> **Задание**
Извлеките все строки из записей и перепишите их дословно, без каких-либо изменений.

> **Исходные данные**
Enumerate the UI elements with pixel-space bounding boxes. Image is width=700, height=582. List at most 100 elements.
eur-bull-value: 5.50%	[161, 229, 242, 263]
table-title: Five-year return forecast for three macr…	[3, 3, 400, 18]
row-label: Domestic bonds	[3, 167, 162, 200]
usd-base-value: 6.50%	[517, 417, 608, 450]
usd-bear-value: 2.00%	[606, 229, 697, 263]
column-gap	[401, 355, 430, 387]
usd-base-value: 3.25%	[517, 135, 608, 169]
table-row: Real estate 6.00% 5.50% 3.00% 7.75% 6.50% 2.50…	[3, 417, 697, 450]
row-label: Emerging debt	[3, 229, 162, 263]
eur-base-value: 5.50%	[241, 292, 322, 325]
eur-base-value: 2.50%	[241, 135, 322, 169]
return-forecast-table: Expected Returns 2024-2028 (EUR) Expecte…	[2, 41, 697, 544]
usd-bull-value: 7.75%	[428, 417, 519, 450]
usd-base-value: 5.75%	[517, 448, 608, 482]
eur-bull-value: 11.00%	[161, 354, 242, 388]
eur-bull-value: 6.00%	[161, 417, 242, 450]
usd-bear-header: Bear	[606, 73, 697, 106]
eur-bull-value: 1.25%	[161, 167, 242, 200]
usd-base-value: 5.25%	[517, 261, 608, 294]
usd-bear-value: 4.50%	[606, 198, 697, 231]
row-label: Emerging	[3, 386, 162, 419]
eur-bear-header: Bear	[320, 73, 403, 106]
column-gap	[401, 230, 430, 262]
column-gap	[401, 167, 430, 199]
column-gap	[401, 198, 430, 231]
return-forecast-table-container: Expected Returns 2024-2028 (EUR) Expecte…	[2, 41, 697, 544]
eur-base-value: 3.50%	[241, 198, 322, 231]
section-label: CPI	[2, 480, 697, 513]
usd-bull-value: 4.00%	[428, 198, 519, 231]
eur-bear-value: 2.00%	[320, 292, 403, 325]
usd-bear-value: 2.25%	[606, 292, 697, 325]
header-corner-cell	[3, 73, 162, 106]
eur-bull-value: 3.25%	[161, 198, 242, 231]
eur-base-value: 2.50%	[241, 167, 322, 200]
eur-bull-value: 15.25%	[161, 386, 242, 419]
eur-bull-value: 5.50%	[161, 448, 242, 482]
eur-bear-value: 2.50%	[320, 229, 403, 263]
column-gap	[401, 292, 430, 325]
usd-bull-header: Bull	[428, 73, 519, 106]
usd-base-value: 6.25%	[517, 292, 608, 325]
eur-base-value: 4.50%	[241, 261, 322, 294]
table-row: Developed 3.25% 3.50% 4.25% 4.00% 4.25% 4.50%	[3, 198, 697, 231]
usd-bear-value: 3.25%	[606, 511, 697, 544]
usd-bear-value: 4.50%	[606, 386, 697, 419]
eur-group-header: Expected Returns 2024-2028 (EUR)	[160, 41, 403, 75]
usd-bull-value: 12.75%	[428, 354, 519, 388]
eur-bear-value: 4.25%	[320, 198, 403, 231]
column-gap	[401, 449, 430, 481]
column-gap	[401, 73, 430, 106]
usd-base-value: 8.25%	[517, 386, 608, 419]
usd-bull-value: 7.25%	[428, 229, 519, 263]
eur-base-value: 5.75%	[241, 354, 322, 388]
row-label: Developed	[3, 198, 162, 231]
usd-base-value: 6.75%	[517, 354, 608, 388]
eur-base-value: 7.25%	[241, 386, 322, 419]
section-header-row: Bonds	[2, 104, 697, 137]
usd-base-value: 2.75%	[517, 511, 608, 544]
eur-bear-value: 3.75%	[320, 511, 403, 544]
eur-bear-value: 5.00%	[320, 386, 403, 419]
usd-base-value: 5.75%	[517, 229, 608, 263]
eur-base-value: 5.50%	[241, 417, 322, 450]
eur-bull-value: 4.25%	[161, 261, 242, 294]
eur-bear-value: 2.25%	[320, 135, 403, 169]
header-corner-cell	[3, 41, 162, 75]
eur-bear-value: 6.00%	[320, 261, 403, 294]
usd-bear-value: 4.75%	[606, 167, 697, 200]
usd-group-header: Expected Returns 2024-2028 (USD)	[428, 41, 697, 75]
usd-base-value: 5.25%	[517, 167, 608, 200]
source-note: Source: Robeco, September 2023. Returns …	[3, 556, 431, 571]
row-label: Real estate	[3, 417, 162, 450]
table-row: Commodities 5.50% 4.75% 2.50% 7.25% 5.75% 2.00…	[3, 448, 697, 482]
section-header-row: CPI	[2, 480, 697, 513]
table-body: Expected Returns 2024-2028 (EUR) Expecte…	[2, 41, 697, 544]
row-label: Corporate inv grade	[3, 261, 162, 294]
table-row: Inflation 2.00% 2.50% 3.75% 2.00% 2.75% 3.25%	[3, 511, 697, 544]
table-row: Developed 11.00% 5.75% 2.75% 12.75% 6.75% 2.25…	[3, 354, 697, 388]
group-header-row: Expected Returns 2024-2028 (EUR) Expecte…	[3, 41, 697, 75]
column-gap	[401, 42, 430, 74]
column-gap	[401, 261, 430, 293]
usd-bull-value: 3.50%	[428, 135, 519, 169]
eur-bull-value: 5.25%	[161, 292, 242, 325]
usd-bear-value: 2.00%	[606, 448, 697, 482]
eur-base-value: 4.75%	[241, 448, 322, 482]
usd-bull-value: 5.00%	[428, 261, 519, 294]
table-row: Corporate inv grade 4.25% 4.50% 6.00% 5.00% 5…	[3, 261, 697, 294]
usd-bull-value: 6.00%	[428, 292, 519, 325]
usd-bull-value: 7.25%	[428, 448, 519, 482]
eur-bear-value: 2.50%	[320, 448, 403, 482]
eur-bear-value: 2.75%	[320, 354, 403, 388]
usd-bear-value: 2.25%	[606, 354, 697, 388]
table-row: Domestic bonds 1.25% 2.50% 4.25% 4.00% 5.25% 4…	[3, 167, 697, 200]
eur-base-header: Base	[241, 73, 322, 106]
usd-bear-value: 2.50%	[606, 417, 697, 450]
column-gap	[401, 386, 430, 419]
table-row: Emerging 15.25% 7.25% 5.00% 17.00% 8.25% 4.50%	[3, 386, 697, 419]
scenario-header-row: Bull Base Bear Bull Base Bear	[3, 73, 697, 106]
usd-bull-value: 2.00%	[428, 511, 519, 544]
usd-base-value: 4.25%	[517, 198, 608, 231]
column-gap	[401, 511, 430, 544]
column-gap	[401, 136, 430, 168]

> **Ответ**
Enumerate the UI elements with pixel-space bounding boxes. Image is width=700, height=582. List at most 100 elements.
eur-bull-value: 5.50%	[161, 229, 242, 263]
table-title: Five-year return forecast for three macr…	[3, 3, 400, 18]
row-label: Domestic bonds	[3, 167, 162, 200]
usd-base-value: 6.50%	[517, 417, 608, 450]
usd-bear-value: 2.00%	[606, 229, 697, 263]
column-gap	[401, 355, 430, 387]
usd-base-value: 3.25%	[517, 135, 608, 169]
table-row: Real estate 6.00% 5.50% 3.00% 7.75% 6.50% 2.50…	[3, 417, 697, 450]
row-label: Emerging debt	[3, 229, 162, 263]
eur-base-value: 5.50%	[241, 292, 322, 325]
eur-base-value: 2.50%	[241, 135, 322, 169]
return-forecast-table: Expected Returns 2024-2028 (EUR) Expecte…	[2, 41, 697, 544]
usd-bull-value: 7.75%	[428, 417, 519, 450]
usd-base-value: 5.75%	[517, 448, 608, 482]
eur-bull-value: 11.00%	[161, 354, 242, 388]
eur-bull-value: 6.00%	[161, 417, 242, 450]
usd-bear-header: Bear	[606, 73, 697, 106]
eur-bull-value: 1.25%	[161, 167, 242, 200]
usd-base-value: 5.25%	[517, 261, 608, 294]
usd-bear-value: 4.50%	[606, 198, 697, 231]
row-label: Emerging	[3, 386, 162, 419]
eur-bear-header: Bear	[320, 73, 403, 106]
column-gap	[401, 230, 430, 262]
column-gap	[401, 167, 430, 199]
column-gap	[401, 198, 430, 231]
return-forecast-table-container: Expected Returns 2024-2028 (EUR) Expecte…	[2, 41, 697, 544]
eur-base-value: 3.50%	[241, 198, 322, 231]
section-label: CPI	[2, 480, 697, 513]
usd-bull-value: 4.00%	[428, 198, 519, 231]
eur-bear-value: 2.00%	[320, 292, 403, 325]
usd-bear-value: 2.25%	[606, 292, 697, 325]
header-corner-cell	[3, 73, 162, 106]
eur-bull-value: 3.25%	[161, 198, 242, 231]
eur-base-value: 2.50%	[241, 167, 322, 200]
eur-bull-value: 15.25%	[161, 386, 242, 419]
eur-bull-value: 5.50%	[161, 448, 242, 482]
eur-bear-value: 2.50%	[320, 229, 403, 263]
column-gap	[401, 292, 430, 325]
usd-bull-header: Bull	[428, 73, 519, 106]
usd-base-value: 6.25%	[517, 292, 608, 325]
eur-base-value: 4.50%	[241, 261, 322, 294]
table-row: Developed 3.25% 3.50% 4.25% 4.00% 4.25% 4.50%	[3, 198, 697, 231]
usd-bear-value: 3.25%	[606, 511, 697, 544]
usd-bear-value: 4.50%	[606, 386, 697, 419]
eur-group-header: Expected Returns 2024-2028 (EUR)	[160, 41, 403, 75]
usd-bull-value: 12.75%	[428, 354, 519, 388]
eur-bear-value: 4.25%	[320, 198, 403, 231]
column-gap	[401, 449, 430, 481]
column-gap	[401, 73, 430, 106]
usd-base-value: 8.25%	[517, 386, 608, 419]
usd-bull-value: 7.25%	[428, 229, 519, 263]
eur-base-value: 5.75%	[241, 354, 322, 388]
row-label: Developed	[3, 198, 162, 231]
usd-base-value: 6.75%	[517, 354, 608, 388]
eur-base-value: 7.25%	[241, 386, 322, 419]
section-header-row: Bonds	[2, 104, 697, 137]
usd-base-value: 2.75%	[517, 511, 608, 544]
eur-bear-value: 3.75%	[320, 511, 403, 544]
eur-bear-value: 5.00%	[320, 386, 403, 419]
usd-base-value: 5.75%	[517, 229, 608, 263]
eur-base-value: 5.50%	[241, 417, 322, 450]
eur-bull-value: 4.25%	[161, 261, 242, 294]
eur-bear-value: 2.25%	[320, 135, 403, 169]
header-corner-cell	[3, 41, 162, 75]
eur-bear-value: 6.00%	[320, 261, 403, 294]
usd-bear-value: 4.75%	[606, 167, 697, 200]
usd-group-header: Expected Returns 2024-2028 (USD)	[428, 41, 697, 75]
usd-base-value: 5.25%	[517, 167, 608, 200]
source-note: Source: Robeco, September 2023. Returns …	[3, 556, 431, 571]
row-label: Real estate	[3, 417, 162, 450]
table-row: Commodities 5.50% 4.75% 2.50% 7.25% 5.75% 2.00…	[3, 448, 697, 482]
section-header-row: CPI	[2, 480, 697, 513]
table-body: Expected Returns 2024-2028 (EUR) Expecte…	[2, 41, 697, 544]
row-label: Corporate inv grade	[3, 261, 162, 294]
table-row: Inflation 2.00% 2.50% 3.75% 2.00% 2.75% 3.25%	[3, 511, 697, 544]
table-row: Developed 11.00% 5.75% 2.75% 12.75% 6.75% 2.25…	[3, 354, 697, 388]
group-header-row: Expected Returns 2024-2028 (EUR) Expecte…	[3, 41, 697, 75]
column-gap	[401, 42, 430, 74]
column-gap	[401, 261, 430, 293]
usd-bull-value: 3.50%	[428, 135, 519, 169]
eur-bull-value: 5.25%	[161, 292, 242, 325]
usd-bear-value: 2.00%	[606, 448, 697, 482]
eur-base-value: 4.75%	[241, 448, 322, 482]
usd-bull-value: 5.00%	[428, 261, 519, 294]
table-row: Corporate inv grade 4.25% 4.50% 6.00% 5.00% 5…	[3, 261, 697, 294]
usd-bull-value: 6.00%	[428, 292, 519, 325]
usd-bull-value: 7.25%	[428, 448, 519, 482]
eur-bear-value: 2.50%	[320, 448, 403, 482]
eur-bear-value: 2.75%	[320, 354, 403, 388]
usd-bear-value: 2.25%	[606, 354, 697, 388]
table-row: Domestic bonds 1.25% 2.50% 4.25% 4.00% 5.25% 4…	[3, 167, 697, 200]
eur-base-header: Base	[241, 73, 322, 106]
usd-bear-value: 2.50%	[606, 417, 697, 450]
column-gap	[401, 386, 430, 419]
table-row: Emerging 15.25% 7.25% 5.00% 17.00% 8.25% 4.50%	[3, 386, 697, 419]
scenario-header-row: Bull Base Bear Bull Base Bear	[3, 73, 697, 106]
usd-bull-value: 2.00%	[428, 511, 519, 544]
usd-base-value: 4.25%	[517, 198, 608, 231]
column-gap	[401, 511, 430, 544]
column-gap	[401, 136, 430, 168]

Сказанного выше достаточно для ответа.